Dataset content -
<<<<
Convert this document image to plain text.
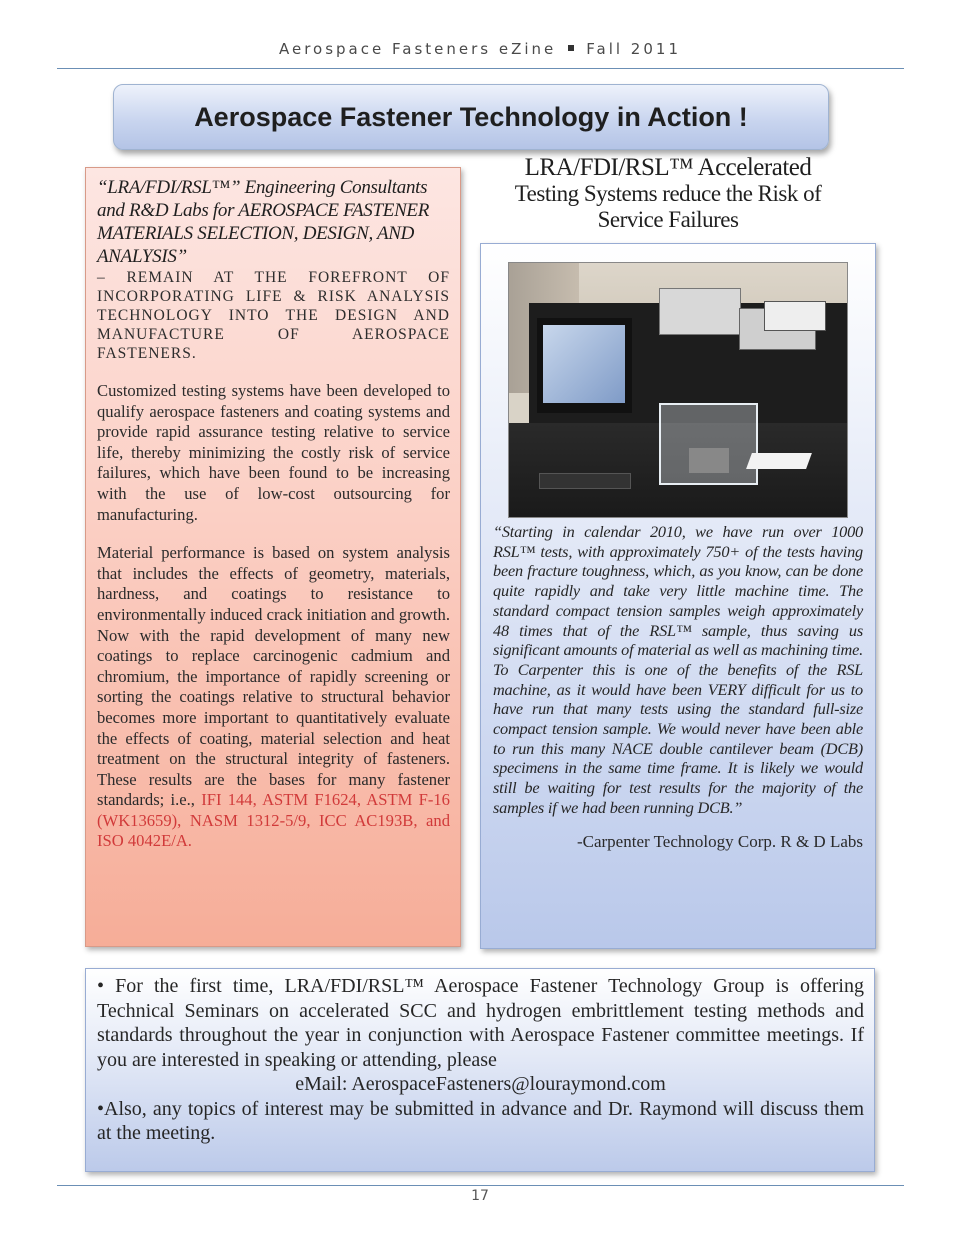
Aerospace Fasteners eZine Fall 2011
Aerospace Fastener Technology in Action !
“LRA/FDI/RSL™” Engineering Consultants and R&D Labs for AEROSPACE FASTENER MATERIALS SELECTION, DESIGN, AND ANALYSIS”
– REMAIN AT THE FOREFRONT OF INCORPORATING LIFE & RISK ANALYSIS TECHNOLOGY INTO THE DESIGN AND MANUFACTURE OF AEROSPACE FASTENERS.

Customized testing systems have been developed to qualify aerospace fasteners and coating systems and provide rapid assurance testing relative to service life, thereby minimizing the costly risk of service failures, which have been found to be increasing with the use of low-cost outsourcing for manufacturing.

Material performance is based on system analysis that includes the effects of geometry, materials, hardness, and coatings to resistance to environmentally induced crack initiation and growth. Now with the rapid development of many new coatings to replace carcinogenic cadmium and chromium, the importance of rapidly screening or sorting the coatings relative to structural behavior becomes more important to quantitatively evaluate the effects of coating, material selection and heat treatment on the structural integrity of fasteners. These results are the bases for many fastener standards; i.e., IFI 144, ASTM F1624, ASTM F-16 (WK13659), NASM 1312-5/9, ICC AC193B, and ISO 4042E/A.

LRA/FDI/RSL™ Accelerated
Testing Systems reduce the Risk of
Service Failures
“Starting in calendar 2010, we have run over 1000 RSL™ tests, with approximately 750+ of the tests having been fracture toughness, which, as you know, can be done quite rapidly and take very little machine time. The standard compact tension samples weigh approximately 48 times that of the RSL™ sample, thus saving us significant amounts of material as well as machining time. To Carpenter this is one of the benefits of the RSL machine, as it would have been VERY difficult for us to have run that many tests using the standard full-size compact tension sample. We would never have been able to run this many NACE double cantilever beam (DCB) specimens in the same time frame. It is likely we would still be waiting for test results for the majority of the samples if we had been running DCB.”
-Carpenter Technology Corp. R & D Labs

• For the first time, LRA/FDI/RSL™ Aerospace Fastener Technology Group is offering Technical Seminars on accelerated SCC and hydrogen embrittlement testing methods and standards throughout the year in conjunction with Aerospace Fastener committee meetings. If you are interested in speaking or attending, please

eMail: AerospaceFasteners@louraymond.com

•Also, any topics of interest may be submitted in advance and Dr. Raymond will discuss them at the meeting.

17
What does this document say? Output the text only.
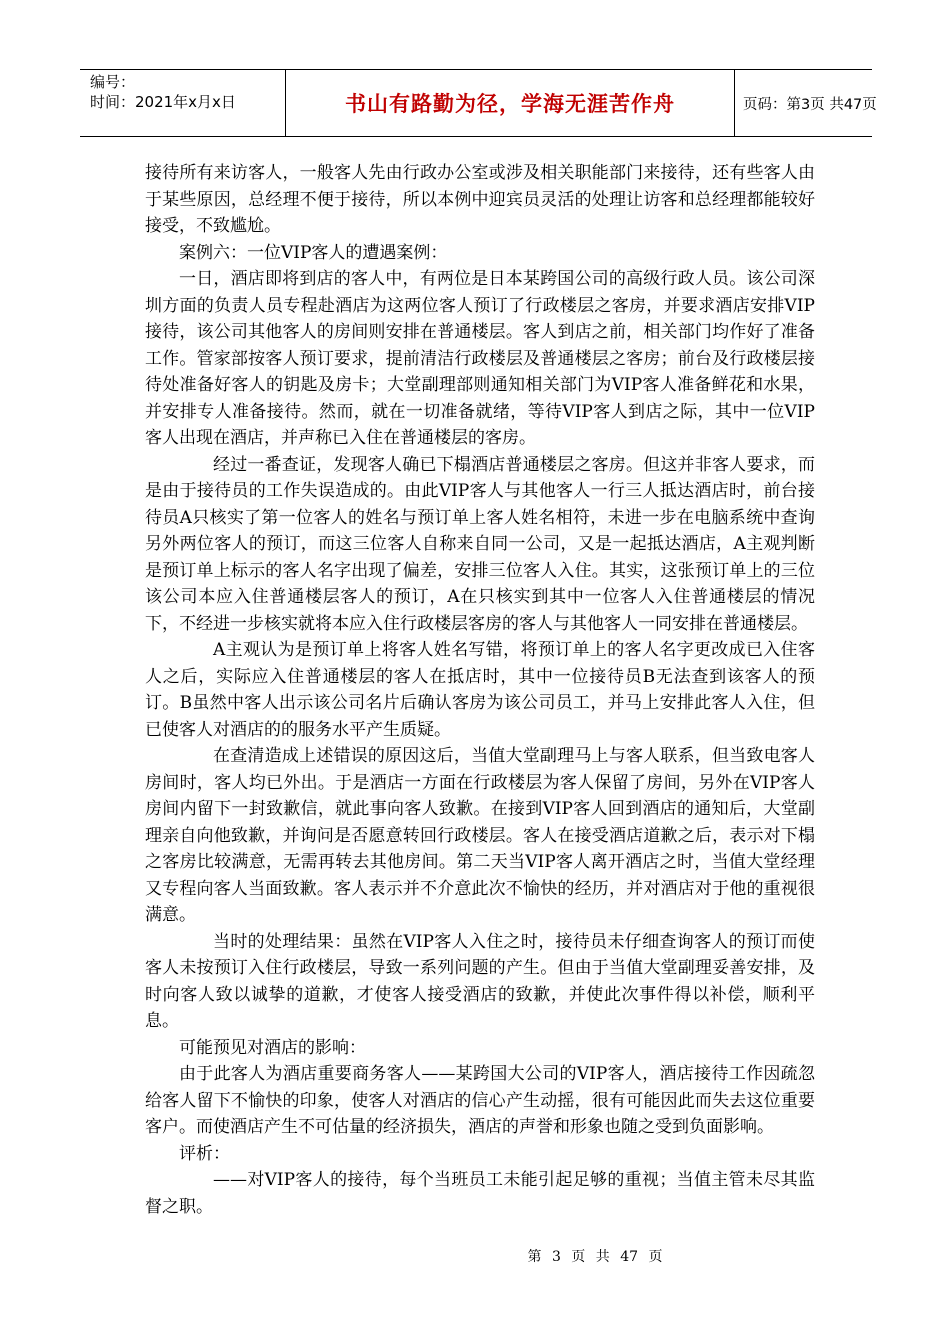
编号：
时间：2021年x月x日	书山有路勤为径，学海无涯苦作舟	页码：第3页 共47页

接待所有来访客人，一般客人先由行政办公室或涉及相关职能部门来接待，还有些客人由于某些原因，总经理不便于接待，所以本例中迎宾员灵活的处理让访客和总经理都能较好接受，不致尴尬。

案例六：一位VIP客人的遭遇案例：

一日，酒店即将到店的客人中，有两位是日本某跨国公司的高级行政人员。该公司深圳方面的负责人员专程赴酒店为这两位客人预订了行政楼层之客房，并要求酒店安排VIP接待，该公司其他客人的房间则安排在普通楼层。客人到店之前，相关部门均作好了准备工作。管家部按客人预订要求，提前清洁行政楼层及普通楼层之客房；前台及行政楼层接待处准备好客人的钥匙及房卡；大堂副理部则通知相关部门为VIP客人准备鲜花和水果，并安排专人准备接待。然而，就在一切准备就绪，等待VIP客人到店之际，其中一位VIP客人出现在酒店，并声称已入住在普通楼层的客房。

经过一番查证，发现客人确已下榻酒店普通楼层之客房。但这并非客人要求，而是由于接待员的工作失误造成的。由此VIP客人与其他客人一行三人抵达酒店时，前台接待员A只核实了第一位客人的姓名与预订单上客人姓名相符，未进一步在电脑系统中查询另外两位客人的预订，而这三位客人自称来自同一公司，又是一起抵达酒店，A主观判断是预订单上标示的客人名字出现了偏差，安排三位客人入住。其实，这张预订单上的三位该公司本应入住普通楼层客人的预订，A在只核实到其中一位客人入住普通楼层的情况下，不经进一步核实就将本应入住行政楼层客房的客人与其他客人一同安排在普通楼层。

A主观认为是预订单上将客人姓名写错，将预订单上的客人名字更改成已入住客人之后，实际应入住普通楼层的客人在抵店时，其中一位接待员B无法查到该客人的预订。B虽然中客人出示该公司名片后确认客房为该公司员工，并马上安排此客人入住，但已使客人对酒店的的服务水平产生质疑。

在查清造成上述错误的原因这后，当值大堂副理马上与客人联系，但当致电客人房间时，客人均已外出。于是酒店一方面在行政楼层为客人保留了房间，另外在VIP客人房间内留下一封致歉信，就此事向客人致歉。在接到VIP客人回到酒店的通知后，大堂副理亲自向他致歉，并询问是否愿意转回行政楼层。客人在接受酒店道歉之后，表示对下榻之客房比较满意，无需再转去其他房间。第二天当VIP客人离开酒店之时，当值大堂经理又专程向客人当面致歉。客人表示并不介意此次不愉快的经历，并对酒店对于他的重视很满意。

当时的处理结果：虽然在VIP客人入住之时，接待员未仔细查询客人的预订而使客人未按预订入住行政楼层，导致一系列问题的产生。但由于当值大堂副理妥善安排，及时向客人致以诚挚的道歉，才使客人接受酒店的致歉，并使此次事件得以补偿，顺利平息。

可能预见对酒店的影响：

由于此客人为酒店重要商务客人——某跨国大公司的VIP客人，酒店接待工作因疏忽给客人留下不愉快的印象，使客人对酒店的信心产生动摇，很有可能因此而失去这位重要客户。而使酒店产生不可估量的经济损失，酒店的声誉和形象也随之受到负面影响。

评析：

——对VIP客人的接待，每个当班员工未能引起足够的重视；当值主管未尽其监督之职。

第 3 页 共 47 页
>>>>
Problem statement - Give back the whole listing as it stands, minus its pictures.

Exercise answer -
Convert this document image to plain text.
Aerospace Fasteners eZine Fall 2011
Aerospace Fastener Technology in Action !
“LRA/FDI/RSL™” Engineering Consultants and R&D Labs for AEROSPACE FASTENER MATERIALS SELECTION, DESIGN, AND ANALYSIS”
– REMAIN AT THE FOREFRONT OF INCORPORATING LIFE & RISK ANALYSIS TECHNOLOGY INTO THE DESIGN AND MANUFACTURE OF AEROSPACE FASTENERS.

Customized testing systems have been developed to qualify aerospace fasteners and coating systems and provide rapid assurance testing relative to service life, thereby minimizing the costly risk of service failures, which have been found to be increasing with the use of low-cost outsourcing for manufacturing.

Material performance is based on system analysis that includes the effects of geometry, materials, hardness, and coatings to resistance to environmentally induced crack initiation and growth. Now with the rapid development of many new coatings to replace carcinogenic cadmium and chromium, the importance of rapidly screening or sorting the coatings relative to structural behavior becomes more important to quantitatively evaluate the effects of coating, material selection and heat treatment on the structural integrity of fasteners. These results are the bases for many fastener standards; i.e., IFI 144, ASTM F1624, ASTM F-16 (WK13659), NASM 1312-5/9, ICC AC193B, and ISO 4042E/A.

LRA/FDI/RSL™ Accelerated
Testing Systems reduce the Risk of
Service Failures
“Starting in calendar 2010, we have run over 1000 RSL™ tests, with approximately 750+ of the tests having been fracture toughness, which, as you know, can be done quite rapidly and take very little machine time. The standard compact tension samples weigh approximately 48 times that of the RSL™ sample, thus saving us significant amounts of material as well as machining time. To Carpenter this is one of the benefits of the RSL machine, as it would have been VERY difficult for us to have run that many tests using the standard full-size compact tension sample. We would never have been able to run this many NACE double cantilever beam (DCB) specimens in the same time frame. It is likely we would still be waiting for test results for the majority of the samples if we had been running DCB.”
-Carpenter Technology Corp. R & D Labs

• For the first time, LRA/FDI/RSL™ Aerospace Fastener Technology Group is offering Technical Seminars on accelerated SCC and hydrogen embrittlement testing methods and standards throughout the year in conjunction with Aerospace Fastener committee meetings. If you are interested in speaking or attending, please

eMail: AerospaceFasteners@louraymond.com

•Also, any topics of interest may be submitted in advance and Dr. Raymond will discuss them at the meeting.

17
What does this document say? Output the text only.
编号：
时间：2021年x月x日	书山有路勤为径，学海无涯苦作舟	页码：第3页 共47页

接待所有来访客人，一般客人先由行政办公室或涉及相关职能部门来接待，还有些客人由于某些原因，总经理不便于接待，所以本例中迎宾员灵活的处理让访客和总经理都能较好接受，不致尴尬。

案例六：一位VIP客人的遭遇案例：

一日，酒店即将到店的客人中，有两位是日本某跨国公司的高级行政人员。该公司深圳方面的负责人员专程赴酒店为这两位客人预订了行政楼层之客房，并要求酒店安排VIP接待，该公司其他客人的房间则安排在普通楼层。客人到店之前，相关部门均作好了准备工作。管家部按客人预订要求，提前清洁行政楼层及普通楼层之客房；前台及行政楼层接待处准备好客人的钥匙及房卡；大堂副理部则通知相关部门为VIP客人准备鲜花和水果，并安排专人准备接待。然而，就在一切准备就绪，等待VIP客人到店之际，其中一位VIP客人出现在酒店，并声称已入住在普通楼层的客房。

经过一番查证，发现客人确已下榻酒店普通楼层之客房。但这并非客人要求，而是由于接待员的工作失误造成的。由此VIP客人与其他客人一行三人抵达酒店时，前台接待员A只核实了第一位客人的姓名与预订单上客人姓名相符，未进一步在电脑系统中查询另外两位客人的预订，而这三位客人自称来自同一公司，又是一起抵达酒店，A主观判断是预订单上标示的客人名字出现了偏差，安排三位客人入住。其实，这张预订单上的三位该公司本应入住普通楼层客人的预订，A在只核实到其中一位客人入住普通楼层的情况下，不经进一步核实就将本应入住行政楼层客房的客人与其他客人一同安排在普通楼层。

A主观认为是预订单上将客人姓名写错，将预订单上的客人名字更改成已入住客人之后，实际应入住普通楼层的客人在抵店时，其中一位接待员B无法查到该客人的预订。B虽然中客人出示该公司名片后确认客房为该公司员工，并马上安排此客人入住，但已使客人对酒店的的服务水平产生质疑。

在查清造成上述错误的原因这后，当值大堂副理马上与客人联系，但当致电客人房间时，客人均已外出。于是酒店一方面在行政楼层为客人保留了房间，另外在VIP客人房间内留下一封致歉信，就此事向客人致歉。在接到VIP客人回到酒店的通知后，大堂副理亲自向他致歉，并询问是否愿意转回行政楼层。客人在接受酒店道歉之后，表示对下榻之客房比较满意，无需再转去其他房间。第二天当VIP客人离开酒店之时，当值大堂经理又专程向客人当面致歉。客人表示并不介意此次不愉快的经历，并对酒店对于他的重视很满意。

当时的处理结果：虽然在VIP客人入住之时，接待员未仔细查询客人的预订而使客人未按预订入住行政楼层，导致一系列问题的产生。但由于当值大堂副理妥善安排，及时向客人致以诚挚的道歉，才使客人接受酒店的致歉，并使此次事件得以补偿，顺利平息。

可能预见对酒店的影响：

由于此客人为酒店重要商务客人——某跨国大公司的VIP客人，酒店接待工作因疏忽给客人留下不愉快的印象，使客人对酒店的信心产生动摇，很有可能因此而失去这位重要客户。而使酒店产生不可估量的经济损失，酒店的声誉和形象也随之受到负面影响。

评析：

——对VIP客人的接待，每个当班员工未能引起足够的重视；当值主管未尽其监督之职。

第 3 页 共 47 页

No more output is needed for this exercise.